Airbnb à Québec : Le Compop expose et déplore le phénomène

À l'extrémité droite, Charles-Olivier P. Carrier lors de l'action conjointe avec le BAIL : Airbnb Bus Tour en octobre 2017.À l'extrémité droite, Charles-Olivier P. Carrier lors de l'action conjointe avec le BAIL : Airbnb Bus Tour en octobre 2017. Photo courtoisie du Compop.

Le Comité populaire Saint-Jean-Baptiste (Compop) tenait ce lundi soir à la Librairie St-Jean-Baptiste une conférence de l’Université populaire (UPOP) sur la situation complexe d’Airbnb dans la ville de Québec.

Le conférencier, Charles-Olivier P. Carrier, est un membre permanent au Compop depuis 6 mois. Étudiant en sociologie, il a publié un mémoire en 2020 ayant entre autres pour thème « Airbnb ou l’économie du partage ».

Il y défend qu’Airbnb comme « promesse d’un mode d’organisation économique alternatif tourné vers son usage plutôt que sa profitabilité » s’avère être « corrompu vers un modèle lucratif ». Finalement, Airbnb est un service soumis à la logique capitaliste parmi d’autres. Il précise aussi que « selon sa capitalisation, Airbnb est une des plus grosses entreprises au monde », avec une valeur en 2016 de 30 milliard de dollars.

Avant de débuter sa conférence ce lundi soir, Charles-Olivier P. Carrier précise que le sujet est « un peu occulte ». En effet, il insiste sur l’aspect insaisissable de la plateforme et de ceux qui l’utilisent, ce qui rend plus compliqué de réfléchir le problème et les solutions concrètes.

Données conservées d'une collection:
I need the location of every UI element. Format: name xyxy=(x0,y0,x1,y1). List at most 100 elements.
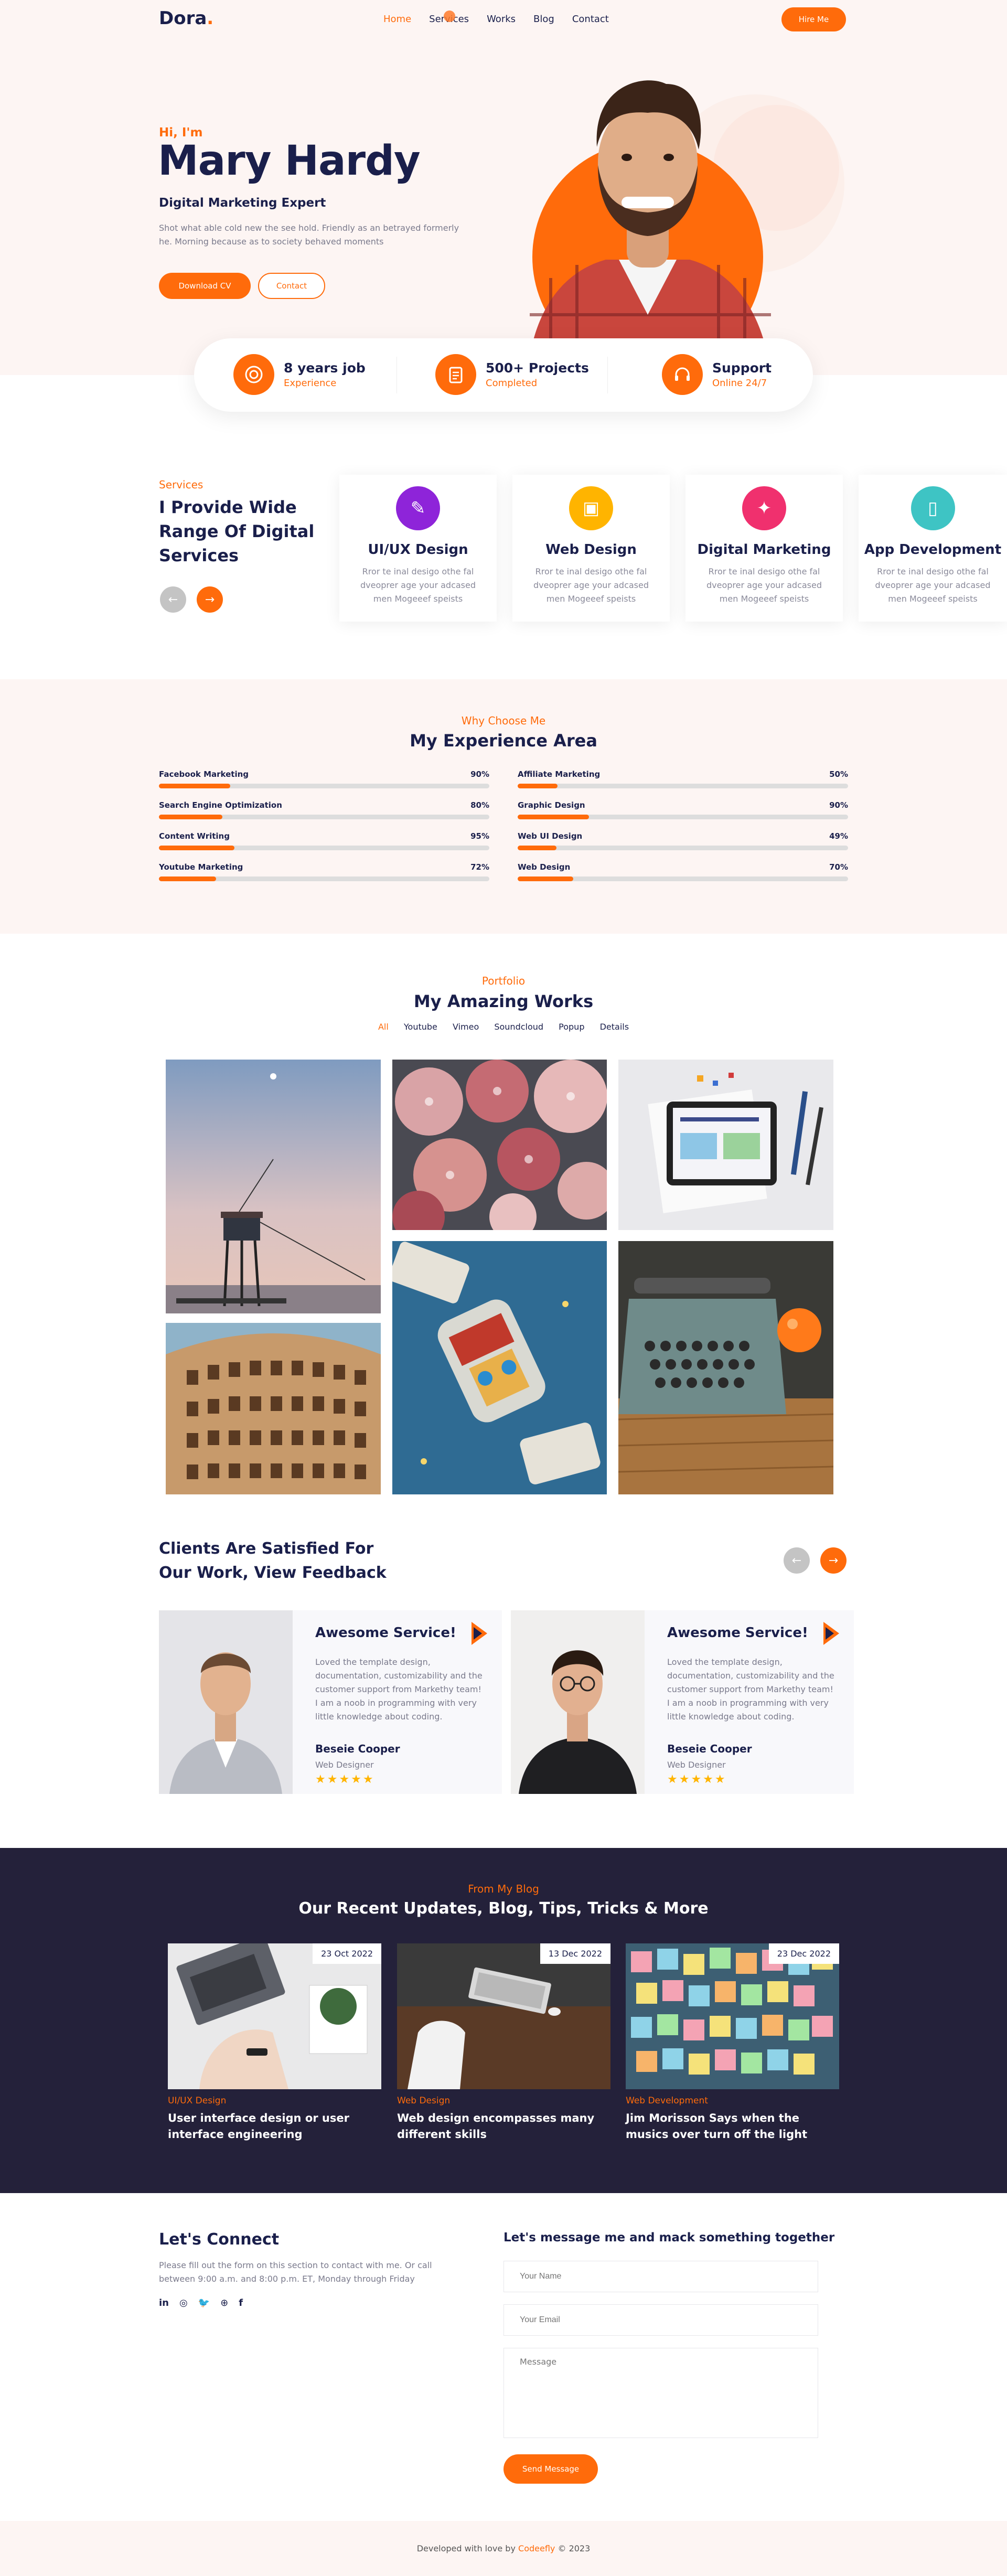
footer-copyright: © 2023 xyxy=(558,2543,591,2553)
blog-category[interactable]: Web Development xyxy=(626,2096,839,2106)
blog-title[interactable]: Web design encompasses many different sk… xyxy=(397,2110,596,2143)
blog-title[interactable]: User interface design or user interface … xyxy=(168,2110,367,2143)
tab-vimeo[interactable]: Vimeo xyxy=(453,1022,479,1032)
portfolio-image-tablet[interactable] xyxy=(618,1060,833,1230)
skill-item: Web UI Design 49% xyxy=(518,831,848,850)
services-next-button[interactable]: → xyxy=(197,586,223,613)
send-message-button[interactable]: Send Message xyxy=(504,2454,598,2484)
blog-date: 23 Oct 2022 xyxy=(313,1943,381,1964)
mobile-icon: ▯ xyxy=(910,486,955,530)
blog-category[interactable]: UI/UX Design xyxy=(168,2096,381,2106)
message-field[interactable] xyxy=(504,2348,818,2438)
service-title: App Development xyxy=(864,542,1002,558)
portfolio-image-pier[interactable] xyxy=(166,1060,381,1313)
blog-card[interactable]: 23 Oct 2022 UI/UX Design User interface … xyxy=(168,1943,381,2143)
nav-home[interactable]: Home xyxy=(383,14,411,25)
quote-icon-inner xyxy=(474,1627,482,1640)
services-prev-button[interactable]: ← xyxy=(160,586,186,613)
facebook-icon[interactable]: f xyxy=(239,2297,243,2308)
skill-track xyxy=(518,784,848,788)
download-cv-button[interactable]: Download CV xyxy=(159,273,251,299)
contact-heading: Let's Connect xyxy=(159,2230,280,2249)
nav-works[interactable]: Works xyxy=(487,14,516,25)
footer-brand-link[interactable]: Codeefly xyxy=(518,2543,555,2553)
service-desc: Rror te inal desigo othe fal dveoprer ag… xyxy=(533,566,649,604)
blog-image: 13 Dec 2022 xyxy=(397,1943,610,2089)
stat-experience: 8 years job Experience xyxy=(233,354,366,395)
testimonials-next-button[interactable]: → xyxy=(820,1547,847,1574)
portfolio-image-umbrellas[interactable] xyxy=(392,1060,607,1230)
client-name: Beseie Cooper xyxy=(315,1743,400,1755)
skill-percent: 90% xyxy=(470,769,489,779)
hero-description: Shot what able cold new the see hold. Fr… xyxy=(159,223,459,247)
client-role: Web Designer xyxy=(667,1760,726,1770)
stat-sub: Online 24/7 xyxy=(712,378,767,389)
nav-blog[interactable]: Blog xyxy=(533,14,554,25)
tab-soundcloud[interactable]: Soundcloud xyxy=(494,1022,543,1032)
client-role: Web Designer xyxy=(315,1760,374,1770)
skill-item: Content Writing 95% xyxy=(159,831,489,850)
skill-percent: 80% xyxy=(470,800,489,810)
services-tag: Services xyxy=(159,478,203,491)
service-title: Web Design xyxy=(545,542,637,558)
instagram-icon[interactable]: ◎ xyxy=(179,2297,188,2308)
blog-title[interactable]: Jim Morisson Says when the musics over t… xyxy=(626,2110,825,2143)
blog-card[interactable]: 13 Dec 2022 Web Design Web design encomp… xyxy=(397,1943,610,2143)
dribbble-icon[interactable]: ⊕ xyxy=(220,2297,228,2308)
brand-name: Dora xyxy=(159,8,207,29)
stats-divider xyxy=(607,357,608,393)
services-heading-line: Services xyxy=(159,546,239,565)
twitter-icon[interactable]: 🐦 xyxy=(198,2297,210,2308)
hero-portrait xyxy=(514,52,860,375)
skill-fill xyxy=(518,784,558,788)
nav-contact[interactable]: Contact xyxy=(572,14,609,25)
service-card-uiux[interactable]: ✎ UI/UX Design Rror te inal desigo othe … xyxy=(339,475,497,622)
skill-track xyxy=(159,784,489,788)
hero-contact-button[interactable]: Contact xyxy=(258,273,325,299)
skill-percent: 72% xyxy=(470,862,489,872)
portfolio-image-typewriter[interactable] xyxy=(618,1241,833,1494)
skill-fill xyxy=(518,815,590,819)
tab-youtube[interactable]: Youtube xyxy=(404,1022,437,1032)
blog-card[interactable]: 23 Dec 2022 Web Development Jim Morisson… xyxy=(626,1943,839,2143)
blog-date: 23 Dec 2022 xyxy=(768,1943,839,1964)
tab-details[interactable]: Details xyxy=(600,1022,629,1032)
testimonial-card: Awesome Service! Loved the template desi… xyxy=(159,1610,502,1794)
cursor-dot xyxy=(444,10,455,22)
quote-icon-inner xyxy=(826,1627,834,1640)
service-card-digital-marketing[interactable]: ✦ Digital Marketing Rror te inal desigo … xyxy=(685,475,843,622)
testimonials-heading-line: Our Work, View Feedback xyxy=(159,1564,387,1582)
tab-popup[interactable]: Popup xyxy=(559,1022,584,1032)
skill-label: Search Engine Optimization xyxy=(159,800,282,810)
portfolio-heading: My Amazing Works xyxy=(413,991,594,1011)
blog-category[interactable]: Web Design xyxy=(397,2096,610,2106)
skill-item: Facebook Marketing 90% xyxy=(159,769,489,788)
skill-fill xyxy=(159,784,231,788)
client-photo xyxy=(159,1610,293,1794)
testimonial-text: Loved the template design, documentation… xyxy=(315,1657,483,1722)
rating-stars: ★★★★★ xyxy=(315,1773,375,1786)
stat-title: 500+ Projects xyxy=(486,360,589,376)
skill-item: Web Design 70% xyxy=(518,862,848,881)
service-card-app-development[interactable]: ▯ App Development Rror te inal desigo ot… xyxy=(859,475,1007,622)
award-icon xyxy=(233,354,274,395)
name-field[interactable] xyxy=(504,2261,818,2292)
portfolio-image-carnival[interactable] xyxy=(392,1241,607,1494)
linkedin-icon[interactable]: in xyxy=(159,2297,169,2308)
service-desc: Rror te inal desigo othe fal dveoprer ag… xyxy=(706,566,822,604)
skill-item: Youtube Marketing 72% xyxy=(159,862,489,881)
skill-fill xyxy=(159,846,234,850)
tab-all[interactable]: All xyxy=(378,1022,389,1032)
portfolio-image-building[interactable] xyxy=(166,1323,381,1494)
brand-logo[interactable]: Dora. xyxy=(159,8,213,29)
hire-me-button[interactable]: Hire Me xyxy=(781,7,846,31)
skill-track xyxy=(159,846,489,850)
services-heading-line: Range Of Digital xyxy=(159,521,315,541)
testimonials-prev-button[interactable]: ← xyxy=(784,1547,810,1574)
email-field[interactable] xyxy=(504,2304,818,2336)
skill-track xyxy=(518,877,848,881)
service-desc: Rror te inal desigo othe fal dveoprer ag… xyxy=(360,566,476,604)
service-card-web-design[interactable]: ▣ Web Design Rror te inal desigo othe fa… xyxy=(512,475,670,622)
blog-heading: Our Recent Updates, Blog, Tips, Tricks &… xyxy=(298,1899,709,1918)
skill-track xyxy=(159,815,489,819)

Consigne 1: Reproduisez textuellement, dans l'article sur Airbnb à Québec, tout ce qui va de « Il y défend » jusqu'à « les solutions concrètes. ».
Consigne 2: D'après l'article sur Airbnb à Québec, pour quelle raison le conférencier juge-t-il plus compliqué de réfléchir au problème et à ses solutions concrètes ? Répondez en une à trois phrases.
Ces enregistrements constituent un matériau distinct du texte.

Solution proposée 1:
Il y défend qu’Airbnb comme « promesse d’un mode d’organisation économique alternatif tourné vers son usage plutôt que sa profitabilité » s’avère être « corrompu vers un modèle lucratif ». Finalement, Airbnb est un service soumis à la logique capitaliste parmi d’autres. Il précise aussi que « selon sa capitalisation, Airbnb est une des plus grosses entreprises au monde », avec une valeur en 2016 de 30 milliard de dollars.

Avant de débuter sa conférence ce lundi soir, Charles-Olivier P. Carrier précise que le sujet est « un peu occulte ». En effet, il insiste sur l’aspect insaisissable de la plateforme et de ceux qui l’utilisent, ce qui rend plus compliqué de réfléchir le problème et les solutions concrètes.

Solution proposée 2: Selon Charles-Olivier P. Carrier, la difficulté tient à l'aspect insaisissable de la plateforme et de ceux qui l'utilisent. C'est pourquoi il qualifie le sujet d'« un peu occulte ».